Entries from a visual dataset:
○ ○ ○ ○ ○ ○ ○
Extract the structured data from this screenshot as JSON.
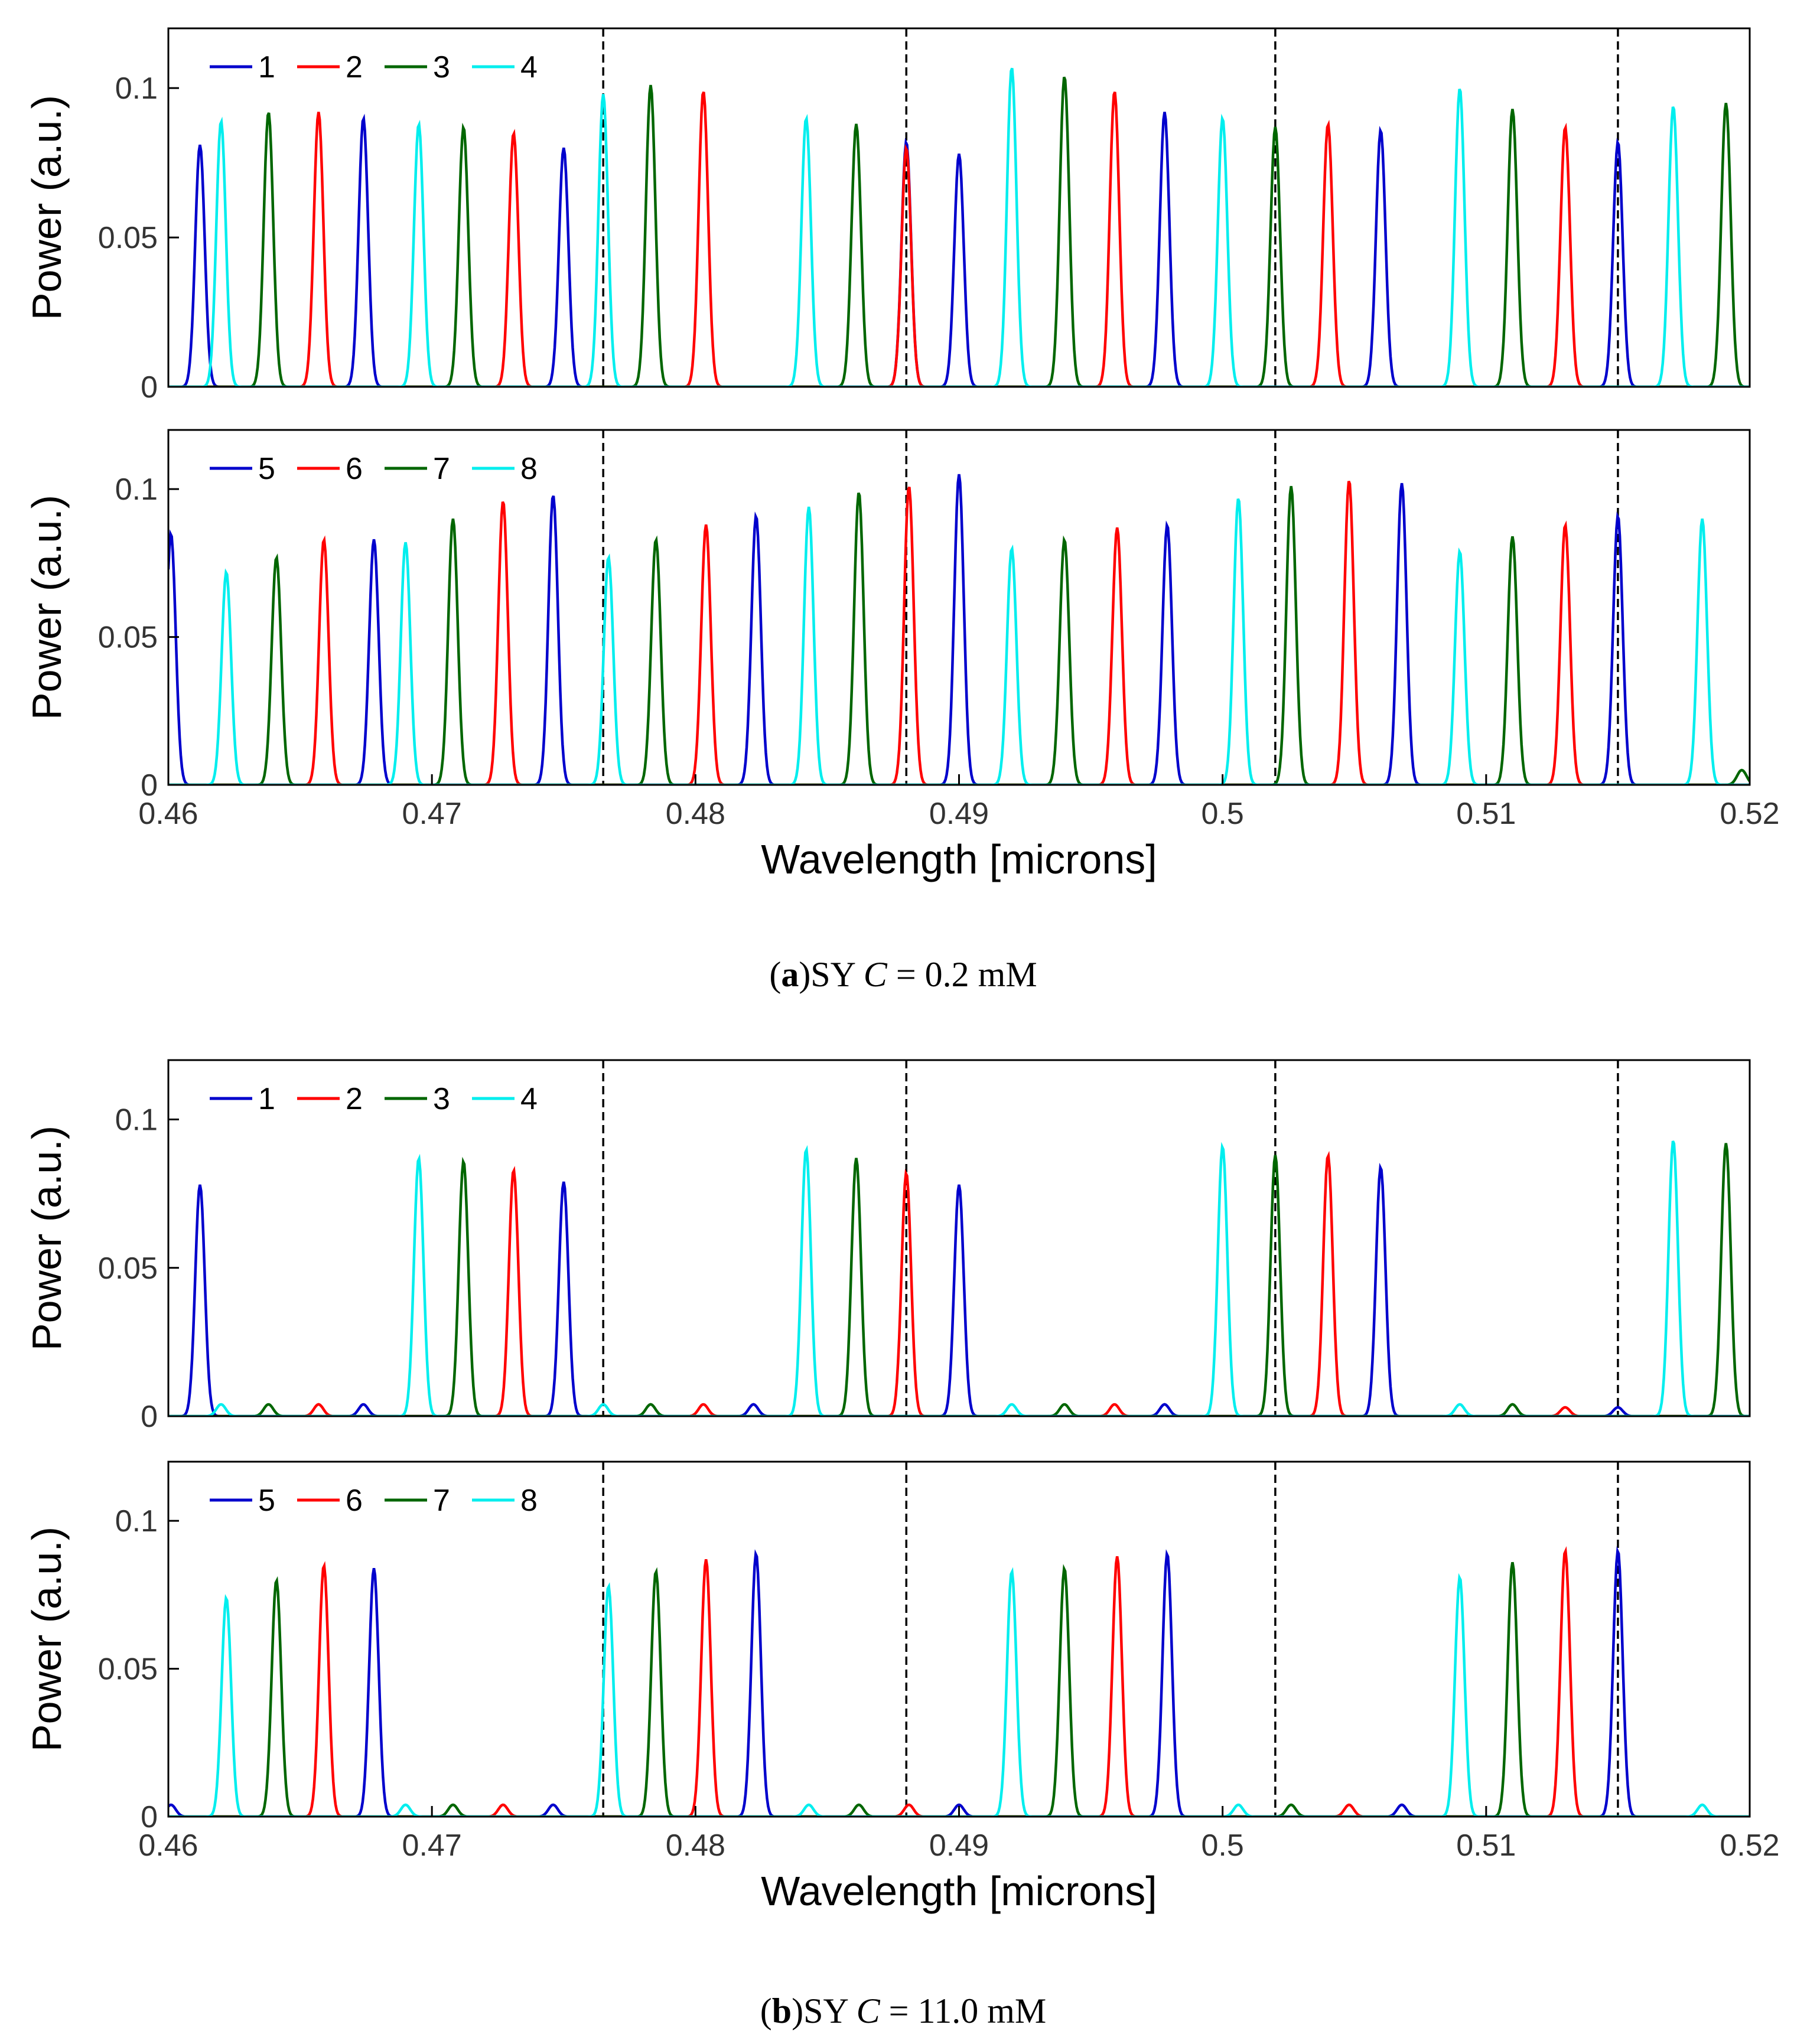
{
  "figure": {
    "captions": [
      {
        "open": "(",
        "letter": "a",
        "close": ")",
        "text": "SY ",
        "var": "C",
        "rest": " = 0.2 mM"
      },
      {
        "open": "(",
        "letter": "b",
        "close": ")",
        "text": "SY ",
        "var": "C",
        "rest": " = 11.0 mM"
      }
    ]
  },
  "chart_data": [
    {
      "type": "line",
      "panel": "a-top",
      "ylabel": "Power (a.u.)",
      "xlabel": "",
      "xlim": [
        0.46,
        0.52
      ],
      "ylim": [
        0,
        0.12
      ],
      "yticks": [
        0,
        0.05,
        0.1
      ],
      "ytick_labels": [
        "0",
        "0.05",
        "0.1"
      ],
      "xticks": [],
      "xtick_labels": [],
      "dashed_lines_x": [
        0.4765,
        0.488,
        0.502,
        0.515
      ],
      "grid": false,
      "legend_position": "top-left",
      "series": [
        {
          "name": "1",
          "color": "#0000cc",
          "peaks": [
            [
              0.4612,
              0.081
            ],
            [
              0.4674,
              0.09
            ],
            [
              0.475,
              0.08
            ],
            [
              0.488,
              0.082
            ],
            [
              0.49,
              0.078
            ],
            [
              0.4978,
              0.092
            ],
            [
              0.506,
              0.086
            ],
            [
              0.515,
              0.082
            ]
          ]
        },
        {
          "name": "2",
          "color": "#ff0000",
          "peaks": [
            [
              0.4657,
              0.092
            ],
            [
              0.4731,
              0.085
            ],
            [
              0.4803,
              0.099
            ],
            [
              0.488,
              0.08
            ],
            [
              0.4959,
              0.099
            ],
            [
              0.504,
              0.088
            ],
            [
              0.513,
              0.087
            ]
          ]
        },
        {
          "name": "3",
          "color": "#006600",
          "peaks": [
            [
              0.4638,
              0.092
            ],
            [
              0.4712,
              0.087
            ],
            [
              0.4783,
              0.101
            ],
            [
              0.4861,
              0.088
            ],
            [
              0.494,
              0.104
            ],
            [
              0.502,
              0.087
            ],
            [
              0.511,
              0.093
            ],
            [
              0.5191,
              0.095
            ]
          ]
        },
        {
          "name": "4",
          "color": "#00eeee",
          "peaks": [
            [
              0.462,
              0.089
            ],
            [
              0.4695,
              0.088
            ],
            [
              0.4765,
              0.098
            ],
            [
              0.4842,
              0.09
            ],
            [
              0.492,
              0.107
            ],
            [
              0.5,
              0.09
            ],
            [
              0.509,
              0.1
            ],
            [
              0.5171,
              0.094
            ]
          ]
        }
      ]
    },
    {
      "type": "line",
      "panel": "a-bottom",
      "ylabel": "Power (a.u.)",
      "xlabel": "Wavelength [microns]",
      "xlim": [
        0.46,
        0.52
      ],
      "ylim": [
        0,
        0.12
      ],
      "yticks": [
        0,
        0.05,
        0.1
      ],
      "ytick_labels": [
        "0",
        "0.05",
        "0.1"
      ],
      "xticks": [
        0.46,
        0.47,
        0.48,
        0.49,
        0.5,
        0.51,
        0.52
      ],
      "xtick_labels": [
        "0.46",
        "0.47",
        "0.48",
        "0.49",
        "0.5",
        "0.51",
        "0.52"
      ],
      "dashed_lines_x": [
        0.4765,
        0.488,
        0.502,
        0.515
      ],
      "grid": false,
      "legend_position": "top-left",
      "series": [
        {
          "name": "5",
          "color": "#0000cc",
          "peaks": [
            [
              0.4601,
              0.085
            ],
            [
              0.4678,
              0.083
            ],
            [
              0.4746,
              0.098
            ],
            [
              0.4823,
              0.091
            ],
            [
              0.49,
              0.105
            ],
            [
              0.4979,
              0.088
            ],
            [
              0.5068,
              0.102
            ],
            [
              0.515,
              0.091
            ]
          ]
        },
        {
          "name": "6",
          "color": "#ff0000",
          "peaks": [
            [
              0.4659,
              0.083
            ],
            [
              0.4727,
              0.096
            ],
            [
              0.4804,
              0.088
            ],
            [
              0.4881,
              0.101
            ],
            [
              0.496,
              0.087
            ],
            [
              0.5048,
              0.103
            ],
            [
              0.513,
              0.088
            ]
          ]
        },
        {
          "name": "7",
          "color": "#006600",
          "peaks": [
            [
              0.4641,
              0.077
            ],
            [
              0.4708,
              0.09
            ],
            [
              0.4785,
              0.083
            ],
            [
              0.4862,
              0.099
            ],
            [
              0.494,
              0.083
            ],
            [
              0.5026,
              0.101
            ],
            [
              0.511,
              0.084
            ],
            [
              0.5197,
              0.005
            ]
          ]
        },
        {
          "name": "8",
          "color": "#00eeee",
          "peaks": [
            [
              0.4622,
              0.072
            ],
            [
              0.469,
              0.082
            ],
            [
              0.4767,
              0.077
            ],
            [
              0.4843,
              0.094
            ],
            [
              0.492,
              0.08
            ],
            [
              0.5006,
              0.097
            ],
            [
              0.509,
              0.079
            ],
            [
              0.5182,
              0.09
            ]
          ]
        }
      ]
    },
    {
      "type": "line",
      "panel": "b-top",
      "ylabel": "Power (a.u.)",
      "xlabel": "",
      "xlim": [
        0.46,
        0.52
      ],
      "ylim": [
        0,
        0.12
      ],
      "yticks": [
        0,
        0.05,
        0.1
      ],
      "ytick_labels": [
        "0",
        "0.05",
        "0.1"
      ],
      "xticks": [],
      "xtick_labels": [],
      "dashed_lines_x": [
        0.4765,
        0.488,
        0.502,
        0.515
      ],
      "grid": false,
      "legend_position": "top-left",
      "series": [
        {
          "name": "1",
          "color": "#0000cc",
          "peaks": [
            [
              0.4612,
              0.078
            ],
            [
              0.4674,
              0.004
            ],
            [
              0.475,
              0.079
            ],
            [
              0.4822,
              0.004
            ],
            [
              0.49,
              0.078
            ],
            [
              0.4978,
              0.004
            ],
            [
              0.506,
              0.084
            ],
            [
              0.515,
              0.003
            ]
          ]
        },
        {
          "name": "2",
          "color": "#ff0000",
          "peaks": [
            [
              0.4657,
              0.004
            ],
            [
              0.4731,
              0.083
            ],
            [
              0.4803,
              0.004
            ],
            [
              0.488,
              0.082
            ],
            [
              0.4959,
              0.004
            ],
            [
              0.504,
              0.088
            ],
            [
              0.513,
              0.003
            ]
          ]
        },
        {
          "name": "3",
          "color": "#006600",
          "peaks": [
            [
              0.4638,
              0.004
            ],
            [
              0.4712,
              0.086
            ],
            [
              0.4783,
              0.004
            ],
            [
              0.4861,
              0.087
            ],
            [
              0.494,
              0.004
            ],
            [
              0.502,
              0.088
            ],
            [
              0.511,
              0.004
            ],
            [
              0.5191,
              0.092
            ]
          ]
        },
        {
          "name": "4",
          "color": "#00eeee",
          "peaks": [
            [
              0.462,
              0.004
            ],
            [
              0.4695,
              0.087
            ],
            [
              0.4765,
              0.004
            ],
            [
              0.4842,
              0.09
            ],
            [
              0.492,
              0.004
            ],
            [
              0.5,
              0.091
            ],
            [
              0.509,
              0.004
            ],
            [
              0.5171,
              0.093
            ]
          ]
        }
      ]
    },
    {
      "type": "line",
      "panel": "b-bottom",
      "ylabel": "Power (a.u.)",
      "xlabel": "Wavelength [microns]",
      "xlim": [
        0.46,
        0.52
      ],
      "ylim": [
        0,
        0.12
      ],
      "yticks": [
        0,
        0.05,
        0.1
      ],
      "ytick_labels": [
        "0",
        "0.05",
        "0.1"
      ],
      "xticks": [
        0.46,
        0.47,
        0.48,
        0.49,
        0.5,
        0.51,
        0.52
      ],
      "xtick_labels": [
        "0.46",
        "0.47",
        "0.48",
        "0.49",
        "0.5",
        "0.51",
        "0.52"
      ],
      "dashed_lines_x": [
        0.4765,
        0.488,
        0.502,
        0.515
      ],
      "grid": false,
      "legend_position": "top-left",
      "series": [
        {
          "name": "5",
          "color": "#0000cc",
          "peaks": [
            [
              0.4601,
              0.004
            ],
            [
              0.4678,
              0.084
            ],
            [
              0.4746,
              0.004
            ],
            [
              0.4823,
              0.089
            ],
            [
              0.49,
              0.004
            ],
            [
              0.4979,
              0.089
            ],
            [
              0.5068,
              0.004
            ],
            [
              0.515,
              0.09
            ]
          ]
        },
        {
          "name": "6",
          "color": "#ff0000",
          "peaks": [
            [
              0.4659,
              0.085
            ],
            [
              0.4727,
              0.004
            ],
            [
              0.4804,
              0.087
            ],
            [
              0.4881,
              0.004
            ],
            [
              0.496,
              0.088
            ],
            [
              0.5048,
              0.004
            ],
            [
              0.513,
              0.09
            ]
          ]
        },
        {
          "name": "7",
          "color": "#006600",
          "peaks": [
            [
              0.4641,
              0.08
            ],
            [
              0.4708,
              0.004
            ],
            [
              0.4785,
              0.083
            ],
            [
              0.4862,
              0.004
            ],
            [
              0.494,
              0.084
            ],
            [
              0.5026,
              0.004
            ],
            [
              0.511,
              0.086
            ]
          ]
        },
        {
          "name": "8",
          "color": "#00eeee",
          "peaks": [
            [
              0.4622,
              0.074
            ],
            [
              0.469,
              0.004
            ],
            [
              0.4767,
              0.078
            ],
            [
              0.4843,
              0.004
            ],
            [
              0.492,
              0.083
            ],
            [
              0.5006,
              0.004
            ],
            [
              0.509,
              0.081
            ],
            [
              0.5182,
              0.004
            ]
          ]
        }
      ]
    }
  ]
}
○ ○ ○ ○ ○ ○ ○
:: TASK BRIEF ::
Find the word "panel" in the records and pull out each line that has it.

:: TASK OUTPUT ::
      "panel": "a-top",
      "panel": "a-bottom",
      "panel": "b-top",
      "panel": "b-bottom",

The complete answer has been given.